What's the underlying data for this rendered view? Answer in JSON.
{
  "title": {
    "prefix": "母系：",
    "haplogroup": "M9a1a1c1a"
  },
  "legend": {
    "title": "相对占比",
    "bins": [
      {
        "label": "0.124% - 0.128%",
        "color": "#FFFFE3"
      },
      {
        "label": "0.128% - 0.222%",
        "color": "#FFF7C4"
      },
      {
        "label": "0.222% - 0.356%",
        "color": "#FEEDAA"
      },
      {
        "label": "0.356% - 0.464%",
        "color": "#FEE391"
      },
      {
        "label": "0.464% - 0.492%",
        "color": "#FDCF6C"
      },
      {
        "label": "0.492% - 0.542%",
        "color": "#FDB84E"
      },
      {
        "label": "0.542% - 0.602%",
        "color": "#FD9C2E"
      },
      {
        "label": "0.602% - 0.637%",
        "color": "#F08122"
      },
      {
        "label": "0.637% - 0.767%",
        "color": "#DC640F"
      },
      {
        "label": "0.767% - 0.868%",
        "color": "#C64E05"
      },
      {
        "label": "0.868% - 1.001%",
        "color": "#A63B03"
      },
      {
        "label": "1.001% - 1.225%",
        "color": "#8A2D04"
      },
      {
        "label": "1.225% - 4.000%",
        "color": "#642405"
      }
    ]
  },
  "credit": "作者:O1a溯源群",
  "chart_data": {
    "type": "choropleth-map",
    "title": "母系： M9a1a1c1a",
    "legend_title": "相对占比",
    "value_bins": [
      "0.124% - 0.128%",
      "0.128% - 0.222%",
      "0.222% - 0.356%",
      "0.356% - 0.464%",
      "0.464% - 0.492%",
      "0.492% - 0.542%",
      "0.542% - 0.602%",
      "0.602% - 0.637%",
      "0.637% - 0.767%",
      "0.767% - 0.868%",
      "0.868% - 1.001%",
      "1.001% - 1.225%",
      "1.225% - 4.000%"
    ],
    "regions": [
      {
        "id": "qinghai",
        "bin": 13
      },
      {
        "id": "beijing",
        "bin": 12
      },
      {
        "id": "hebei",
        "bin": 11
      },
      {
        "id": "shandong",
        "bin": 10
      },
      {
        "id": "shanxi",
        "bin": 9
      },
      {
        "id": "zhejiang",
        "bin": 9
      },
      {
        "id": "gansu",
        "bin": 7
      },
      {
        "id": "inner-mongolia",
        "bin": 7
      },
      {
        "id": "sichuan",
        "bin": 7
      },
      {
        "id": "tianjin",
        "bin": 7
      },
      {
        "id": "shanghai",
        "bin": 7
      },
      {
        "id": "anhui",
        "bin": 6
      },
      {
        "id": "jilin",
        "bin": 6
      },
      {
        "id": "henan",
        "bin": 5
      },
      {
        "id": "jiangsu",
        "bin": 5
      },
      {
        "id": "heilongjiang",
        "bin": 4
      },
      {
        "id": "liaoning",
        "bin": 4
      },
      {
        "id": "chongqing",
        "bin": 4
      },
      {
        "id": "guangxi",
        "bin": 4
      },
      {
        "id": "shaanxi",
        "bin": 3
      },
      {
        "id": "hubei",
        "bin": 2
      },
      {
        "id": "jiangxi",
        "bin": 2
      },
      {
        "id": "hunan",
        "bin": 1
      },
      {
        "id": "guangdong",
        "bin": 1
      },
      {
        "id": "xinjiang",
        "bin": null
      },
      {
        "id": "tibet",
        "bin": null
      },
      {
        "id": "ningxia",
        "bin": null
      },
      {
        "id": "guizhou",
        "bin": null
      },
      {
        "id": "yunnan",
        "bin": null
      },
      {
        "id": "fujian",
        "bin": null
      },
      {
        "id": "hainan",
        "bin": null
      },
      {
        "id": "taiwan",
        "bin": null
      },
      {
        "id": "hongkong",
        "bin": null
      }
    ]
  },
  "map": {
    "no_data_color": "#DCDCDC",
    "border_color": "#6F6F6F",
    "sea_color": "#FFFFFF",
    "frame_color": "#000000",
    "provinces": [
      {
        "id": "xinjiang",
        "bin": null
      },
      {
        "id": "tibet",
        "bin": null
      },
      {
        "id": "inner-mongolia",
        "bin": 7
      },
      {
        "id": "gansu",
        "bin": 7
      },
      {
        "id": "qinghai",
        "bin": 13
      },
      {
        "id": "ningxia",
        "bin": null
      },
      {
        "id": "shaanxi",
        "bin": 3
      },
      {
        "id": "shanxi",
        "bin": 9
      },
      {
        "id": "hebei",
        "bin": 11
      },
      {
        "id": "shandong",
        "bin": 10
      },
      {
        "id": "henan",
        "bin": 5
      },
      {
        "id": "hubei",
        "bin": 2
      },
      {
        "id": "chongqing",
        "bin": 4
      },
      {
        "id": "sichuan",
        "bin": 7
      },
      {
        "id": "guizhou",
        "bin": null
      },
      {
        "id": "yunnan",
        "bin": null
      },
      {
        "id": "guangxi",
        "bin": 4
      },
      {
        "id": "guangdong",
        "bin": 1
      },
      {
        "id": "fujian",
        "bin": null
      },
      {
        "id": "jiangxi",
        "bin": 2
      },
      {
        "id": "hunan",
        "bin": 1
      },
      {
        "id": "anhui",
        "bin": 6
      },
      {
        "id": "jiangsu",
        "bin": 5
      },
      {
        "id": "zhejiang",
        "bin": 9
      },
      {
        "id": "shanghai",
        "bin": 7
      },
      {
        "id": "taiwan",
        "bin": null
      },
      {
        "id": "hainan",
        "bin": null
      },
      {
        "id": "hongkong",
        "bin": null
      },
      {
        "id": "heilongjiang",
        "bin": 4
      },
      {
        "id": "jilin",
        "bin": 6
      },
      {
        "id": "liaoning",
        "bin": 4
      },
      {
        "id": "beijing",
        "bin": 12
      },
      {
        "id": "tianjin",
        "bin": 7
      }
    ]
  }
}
----
**SHORT TASK:** Print out all the entries precisely as written.

**RESULT OF THE TASK:**
What's the underlying data for this rendered view? Answer in JSON.
{
  "title": {
    "prefix": "母系：",
    "haplogroup": "M9a1a1c1a"
  },
  "legend": {
    "title": "相对占比",
    "bins": [
      {
        "label": "0.124% - 0.128%",
        "color": "#FFFFE3"
      },
      {
        "label": "0.128% - 0.222%",
        "color": "#FFF7C4"
      },
      {
        "label": "0.222% - 0.356%",
        "color": "#FEEDAA"
      },
      {
        "label": "0.356% - 0.464%",
        "color": "#FEE391"
      },
      {
        "label": "0.464% - 0.492%",
        "color": "#FDCF6C"
      },
      {
        "label": "0.492% - 0.542%",
        "color": "#FDB84E"
      },
      {
        "label": "0.542% - 0.602%",
        "color": "#FD9C2E"
      },
      {
        "label": "0.602% - 0.637%",
        "color": "#F08122"
      },
      {
        "label": "0.637% - 0.767%",
        "color": "#DC640F"
      },
      {
        "label": "0.767% - 0.868%",
        "color": "#C64E05"
      },
      {
        "label": "0.868% - 1.001%",
        "color": "#A63B03"
      },
      {
        "label": "1.001% - 1.225%",
        "color": "#8A2D04"
      },
      {
        "label": "1.225% - 4.000%",
        "color": "#642405"
      }
    ]
  },
  "credit": "作者:O1a溯源群",
  "chart_data": {
    "type": "choropleth-map",
    "title": "母系： M9a1a1c1a",
    "legend_title": "相对占比",
    "value_bins": [
      "0.124% - 0.128%",
      "0.128% - 0.222%",
      "0.222% - 0.356%",
      "0.356% - 0.464%",
      "0.464% - 0.492%",
      "0.492% - 0.542%",
      "0.542% - 0.602%",
      "0.602% - 0.637%",
      "0.637% - 0.767%",
      "0.767% - 0.868%",
      "0.868% - 1.001%",
      "1.001% - 1.225%",
      "1.225% - 4.000%"
    ],
    "regions": [
      {
        "id": "qinghai",
        "bin": 13
      },
      {
        "id": "beijing",
        "bin": 12
      },
      {
        "id": "hebei",
        "bin": 11
      },
      {
        "id": "shandong",
        "bin": 10
      },
      {
        "id": "shanxi",
        "bin": 9
      },
      {
        "id": "zhejiang",
        "bin": 9
      },
      {
        "id": "gansu",
        "bin": 7
      },
      {
        "id": "inner-mongolia",
        "bin": 7
      },
      {
        "id": "sichuan",
        "bin": 7
      },
      {
        "id": "tianjin",
        "bin": 7
      },
      {
        "id": "shanghai",
        "bin": 7
      },
      {
        "id": "anhui",
        "bin": 6
      },
      {
        "id": "jilin",
        "bin": 6
      },
      {
        "id": "henan",
        "bin": 5
      },
      {
        "id": "jiangsu",
        "bin": 5
      },
      {
        "id": "heilongjiang",
        "bin": 4
      },
      {
        "id": "liaoning",
        "bin": 4
      },
      {
        "id": "chongqing",
        "bin": 4
      },
      {
        "id": "guangxi",
        "bin": 4
      },
      {
        "id": "shaanxi",
        "bin": 3
      },
      {
        "id": "hubei",
        "bin": 2
      },
      {
        "id": "jiangxi",
        "bin": 2
      },
      {
        "id": "hunan",
        "bin": 1
      },
      {
        "id": "guangdong",
        "bin": 1
      },
      {
        "id": "xinjiang",
        "bin": null
      },
      {
        "id": "tibet",
        "bin": null
      },
      {
        "id": "ningxia",
        "bin": null
      },
      {
        "id": "guizhou",
        "bin": null
      },
      {
        "id": "yunnan",
        "bin": null
      },
      {
        "id": "fujian",
        "bin": null
      },
      {
        "id": "hainan",
        "bin": null
      },
      {
        "id": "taiwan",
        "bin": null
      },
      {
        "id": "hongkong",
        "bin": null
      }
    ]
  },
  "map": {
    "no_data_color": "#DCDCDC",
    "border_color": "#6F6F6F",
    "sea_color": "#FFFFFF",
    "frame_color": "#000000",
    "provinces": [
      {
        "id": "xinjiang",
        "bin": null
      },
      {
        "id": "tibet",
        "bin": null
      },
      {
        "id": "inner-mongolia",
        "bin": 7
      },
      {
        "id": "gansu",
        "bin": 7
      },
      {
        "id": "qinghai",
        "bin": 13
      },
      {
        "id": "ningxia",
        "bin": null
      },
      {
        "id": "shaanxi",
        "bin": 3
      },
      {
        "id": "shanxi",
        "bin": 9
      },
      {
        "id": "hebei",
        "bin": 11
      },
      {
        "id": "shandong",
        "bin": 10
      },
      {
        "id": "henan",
        "bin": 5
      },
      {
        "id": "hubei",
        "bin": 2
      },
      {
        "id": "chongqing",
        "bin": 4
      },
      {
        "id": "sichuan",
        "bin": 7
      },
      {
        "id": "guizhou",
        "bin": null
      },
      {
        "id": "yunnan",
        "bin": null
      },
      {
        "id": "guangxi",
        "bin": 4
      },
      {
        "id": "guangdong",
        "bin": 1
      },
      {
        "id": "fujian",
        "bin": null
      },
      {
        "id": "jiangxi",
        "bin": 2
      },
      {
        "id": "hunan",
        "bin": 1
      },
      {
        "id": "anhui",
        "bin": 6
      },
      {
        "id": "jiangsu",
        "bin": 5
      },
      {
        "id": "zhejiang",
        "bin": 9
      },
      {
        "id": "shanghai",
        "bin": 7
      },
      {
        "id": "taiwan",
        "bin": null
      },
      {
        "id": "hainan",
        "bin": null
      },
      {
        "id": "hongkong",
        "bin": null
      },
      {
        "id": "heilongjiang",
        "bin": 4
      },
      {
        "id": "jilin",
        "bin": 6
      },
      {
        "id": "liaoning",
        "bin": 4
      },
      {
        "id": "beijing",
        "bin": 12
      },
      {
        "id": "tianjin",
        "bin": 7
      }
    ]
  }
}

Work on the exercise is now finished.